## Information provided
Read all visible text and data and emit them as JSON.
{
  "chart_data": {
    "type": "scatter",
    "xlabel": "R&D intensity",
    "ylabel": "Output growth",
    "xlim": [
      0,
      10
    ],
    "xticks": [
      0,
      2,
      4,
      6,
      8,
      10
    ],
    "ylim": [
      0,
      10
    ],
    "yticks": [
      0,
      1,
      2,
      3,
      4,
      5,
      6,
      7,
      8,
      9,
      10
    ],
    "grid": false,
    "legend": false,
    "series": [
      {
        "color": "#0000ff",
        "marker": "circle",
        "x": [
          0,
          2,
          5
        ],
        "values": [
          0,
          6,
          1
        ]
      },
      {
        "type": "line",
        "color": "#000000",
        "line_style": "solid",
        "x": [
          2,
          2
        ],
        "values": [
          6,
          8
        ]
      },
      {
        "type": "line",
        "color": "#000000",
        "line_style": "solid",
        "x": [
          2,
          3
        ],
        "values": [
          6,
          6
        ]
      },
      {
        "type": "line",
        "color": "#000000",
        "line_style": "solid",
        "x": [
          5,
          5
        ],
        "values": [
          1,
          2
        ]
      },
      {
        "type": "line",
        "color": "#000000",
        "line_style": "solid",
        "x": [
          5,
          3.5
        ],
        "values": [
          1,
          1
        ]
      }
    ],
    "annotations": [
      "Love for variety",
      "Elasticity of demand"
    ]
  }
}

## Your instructions
Give back the data above exactly as it appears.

## Result of this task
Read all visible text and data and emit them as JSON.
{
  "chart_data": {
    "type": "scatter",
    "xlabel": "R&D intensity",
    "ylabel": "Output growth",
    "xlim": [
      0,
      10
    ],
    "xticks": [
      0,
      2,
      4,
      6,
      8,
      10
    ],
    "ylim": [
      0,
      10
    ],
    "yticks": [
      0,
      1,
      2,
      3,
      4,
      5,
      6,
      7,
      8,
      9,
      10
    ],
    "grid": false,
    "legend": false,
    "series": [
      {
        "color": "#0000ff",
        "marker": "circle",
        "x": [
          0,
          2,
          5
        ],
        "values": [
          0,
          6,
          1
        ]
      },
      {
        "type": "line",
        "color": "#000000",
        "line_style": "solid",
        "x": [
          2,
          2
        ],
        "values": [
          6,
          8
        ]
      },
      {
        "type": "line",
        "color": "#000000",
        "line_style": "solid",
        "x": [
          2,
          3
        ],
        "values": [
          6,
          6
        ]
      },
      {
        "type": "line",
        "color": "#000000",
        "line_style": "solid",
        "x": [
          5,
          5
        ],
        "values": [
          1,
          2
        ]
      },
      {
        "type": "line",
        "color": "#000000",
        "line_style": "solid",
        "x": [
          5,
          3.5
        ],
        "values": [
          1,
          1
        ]
      }
    ],
    "annotations": [
      "Love for variety",
      "Elasticity of demand"
    ]
  }
}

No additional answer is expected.